Are you able to retype all the records below exactly?

§ **Dataset records**
* BEGIN *

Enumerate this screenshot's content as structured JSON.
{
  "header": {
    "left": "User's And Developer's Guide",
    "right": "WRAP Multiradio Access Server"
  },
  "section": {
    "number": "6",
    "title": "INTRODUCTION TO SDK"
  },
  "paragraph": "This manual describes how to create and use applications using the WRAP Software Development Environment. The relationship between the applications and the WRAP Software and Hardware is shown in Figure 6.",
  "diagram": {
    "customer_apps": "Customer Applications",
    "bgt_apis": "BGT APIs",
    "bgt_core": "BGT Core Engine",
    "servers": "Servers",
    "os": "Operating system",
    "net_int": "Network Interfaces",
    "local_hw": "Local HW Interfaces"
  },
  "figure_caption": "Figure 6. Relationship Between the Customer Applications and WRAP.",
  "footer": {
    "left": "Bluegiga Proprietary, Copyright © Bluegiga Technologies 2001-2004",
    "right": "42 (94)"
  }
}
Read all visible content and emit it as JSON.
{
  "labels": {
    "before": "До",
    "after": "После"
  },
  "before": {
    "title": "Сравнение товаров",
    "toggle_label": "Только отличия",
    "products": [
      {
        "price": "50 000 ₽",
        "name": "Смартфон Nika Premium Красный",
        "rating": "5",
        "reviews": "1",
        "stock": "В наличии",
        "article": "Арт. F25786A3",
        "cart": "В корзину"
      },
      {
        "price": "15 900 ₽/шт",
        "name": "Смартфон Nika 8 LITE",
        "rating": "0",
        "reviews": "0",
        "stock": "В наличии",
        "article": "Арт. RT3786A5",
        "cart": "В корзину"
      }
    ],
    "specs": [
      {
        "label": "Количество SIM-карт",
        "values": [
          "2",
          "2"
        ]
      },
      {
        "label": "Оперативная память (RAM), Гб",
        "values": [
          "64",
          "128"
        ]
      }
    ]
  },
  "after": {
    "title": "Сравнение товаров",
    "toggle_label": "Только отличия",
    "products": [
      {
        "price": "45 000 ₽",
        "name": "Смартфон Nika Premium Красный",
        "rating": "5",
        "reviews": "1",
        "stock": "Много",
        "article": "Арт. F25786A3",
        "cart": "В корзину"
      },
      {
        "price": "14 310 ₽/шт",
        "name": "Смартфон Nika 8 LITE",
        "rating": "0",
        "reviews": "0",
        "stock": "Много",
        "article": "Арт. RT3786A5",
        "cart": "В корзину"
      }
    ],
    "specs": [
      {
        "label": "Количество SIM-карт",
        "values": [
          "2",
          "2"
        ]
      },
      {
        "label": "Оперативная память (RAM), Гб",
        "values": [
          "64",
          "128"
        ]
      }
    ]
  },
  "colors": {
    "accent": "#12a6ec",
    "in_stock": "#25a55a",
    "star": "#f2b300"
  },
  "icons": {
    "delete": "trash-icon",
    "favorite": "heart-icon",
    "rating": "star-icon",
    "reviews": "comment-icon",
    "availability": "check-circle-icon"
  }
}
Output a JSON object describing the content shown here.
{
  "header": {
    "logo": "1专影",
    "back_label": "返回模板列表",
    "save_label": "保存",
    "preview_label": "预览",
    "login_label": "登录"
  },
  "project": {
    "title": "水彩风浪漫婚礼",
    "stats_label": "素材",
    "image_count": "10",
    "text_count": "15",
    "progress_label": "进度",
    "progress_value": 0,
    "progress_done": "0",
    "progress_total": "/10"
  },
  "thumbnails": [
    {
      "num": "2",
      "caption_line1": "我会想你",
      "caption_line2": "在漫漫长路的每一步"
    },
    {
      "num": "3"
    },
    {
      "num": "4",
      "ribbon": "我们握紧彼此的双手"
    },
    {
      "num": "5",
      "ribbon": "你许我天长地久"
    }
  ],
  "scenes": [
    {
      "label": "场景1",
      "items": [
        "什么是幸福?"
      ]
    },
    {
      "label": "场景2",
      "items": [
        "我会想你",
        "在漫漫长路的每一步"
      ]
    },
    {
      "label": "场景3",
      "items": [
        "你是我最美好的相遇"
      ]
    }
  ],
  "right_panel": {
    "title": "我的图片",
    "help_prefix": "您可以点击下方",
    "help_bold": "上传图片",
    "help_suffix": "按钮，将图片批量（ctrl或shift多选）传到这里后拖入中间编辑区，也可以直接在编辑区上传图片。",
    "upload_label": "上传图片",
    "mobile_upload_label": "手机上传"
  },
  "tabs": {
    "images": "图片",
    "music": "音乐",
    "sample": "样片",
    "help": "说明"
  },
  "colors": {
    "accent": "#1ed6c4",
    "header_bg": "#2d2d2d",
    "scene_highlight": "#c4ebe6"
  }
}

* END *

§ **Result below**
Enumerate this screenshot's content as structured JSON.
{
  "header": {
    "left": "User's And Developer's Guide",
    "right": "WRAP Multiradio Access Server"
  },
  "section": {
    "number": "6",
    "title": "INTRODUCTION TO SDK"
  },
  "paragraph": "This manual describes how to create and use applications using the WRAP Software Development Environment. The relationship between the applications and the WRAP Software and Hardware is shown in Figure 6.",
  "diagram": {
    "customer_apps": "Customer Applications",
    "bgt_apis": "BGT APIs",
    "bgt_core": "BGT Core Engine",
    "servers": "Servers",
    "os": "Operating system",
    "net_int": "Network Interfaces",
    "local_hw": "Local HW Interfaces"
  },
  "figure_caption": "Figure 6. Relationship Between the Customer Applications and WRAP.",
  "footer": {
    "left": "Bluegiga Proprietary, Copyright © Bluegiga Technologies 2001-2004",
    "right": "42 (94)"
  }
}
Read all visible content and emit it as JSON.
{
  "labels": {
    "before": "До",
    "after": "После"
  },
  "before": {
    "title": "Сравнение товаров",
    "toggle_label": "Только отличия",
    "products": [
      {
        "price": "50 000 ₽",
        "name": "Смартфон Nika Premium Красный",
        "rating": "5",
        "reviews": "1",
        "stock": "В наличии",
        "article": "Арт. F25786A3",
        "cart": "В корзину"
      },
      {
        "price": "15 900 ₽/шт",
        "name": "Смартфон Nika 8 LITE",
        "rating": "0",
        "reviews": "0",
        "stock": "В наличии",
        "article": "Арт. RT3786A5",
        "cart": "В корзину"
      }
    ],
    "specs": [
      {
        "label": "Количество SIM-карт",
        "values": [
          "2",
          "2"
        ]
      },
      {
        "label": "Оперативная память (RAM), Гб",
        "values": [
          "64",
          "128"
        ]
      }
    ]
  },
  "after": {
    "title": "Сравнение товаров",
    "toggle_label": "Только отличия",
    "products": [
      {
        "price": "45 000 ₽",
        "name": "Смартфон Nika Premium Красный",
        "rating": "5",
        "reviews": "1",
        "stock": "Много",
        "article": "Арт. F25786A3",
        "cart": "В корзину"
      },
      {
        "price": "14 310 ₽/шт",
        "name": "Смартфон Nika 8 LITE",
        "rating": "0",
        "reviews": "0",
        "stock": "Много",
        "article": "Арт. RT3786A5",
        "cart": "В корзину"
      }
    ],
    "specs": [
      {
        "label": "Количество SIM-карт",
        "values": [
          "2",
          "2"
        ]
      },
      {
        "label": "Оперативная память (RAM), Гб",
        "values": [
          "64",
          "128"
        ]
      }
    ]
  },
  "colors": {
    "accent": "#12a6ec",
    "in_stock": "#25a55a",
    "star": "#f2b300"
  },
  "icons": {
    "delete": "trash-icon",
    "favorite": "heart-icon",
    "rating": "star-icon",
    "reviews": "comment-icon",
    "availability": "check-circle-icon"
  }
}
Output a JSON object describing the content shown here.
{
  "header": {
    "logo": "1专影",
    "back_label": "返回模板列表",
    "save_label": "保存",
    "preview_label": "预览",
    "login_label": "登录"
  },
  "project": {
    "title": "水彩风浪漫婚礼",
    "stats_label": "素材",
    "image_count": "10",
    "text_count": "15",
    "progress_label": "进度",
    "progress_value": 0,
    "progress_done": "0",
    "progress_total": "/10"
  },
  "thumbnails": [
    {
      "num": "2",
      "caption_line1": "我会想你",
      "caption_line2": "在漫漫长路的每一步"
    },
    {
      "num": "3"
    },
    {
      "num": "4",
      "ribbon": "我们握紧彼此的双手"
    },
    {
      "num": "5",
      "ribbon": "你许我天长地久"
    }
  ],
  "scenes": [
    {
      "label": "场景1",
      "items": [
        "什么是幸福?"
      ]
    },
    {
      "label": "场景2",
      "items": [
        "我会想你",
        "在漫漫长路的每一步"
      ]
    },
    {
      "label": "场景3",
      "items": [
        "你是我最美好的相遇"
      ]
    }
  ],
  "right_panel": {
    "title": "我的图片",
    "help_prefix": "您可以点击下方",
    "help_bold": "上传图片",
    "help_suffix": "按钮，将图片批量（ctrl或shift多选）传到这里后拖入中间编辑区，也可以直接在编辑区上传图片。",
    "upload_label": "上传图片",
    "mobile_upload_label": "手机上传"
  },
  "tabs": {
    "images": "图片",
    "music": "音乐",
    "sample": "样片",
    "help": "说明"
  },
  "colors": {
    "accent": "#1ed6c4",
    "header_bg": "#2d2d2d",
    "scene_highlight": "#c4ebe6"
  }
}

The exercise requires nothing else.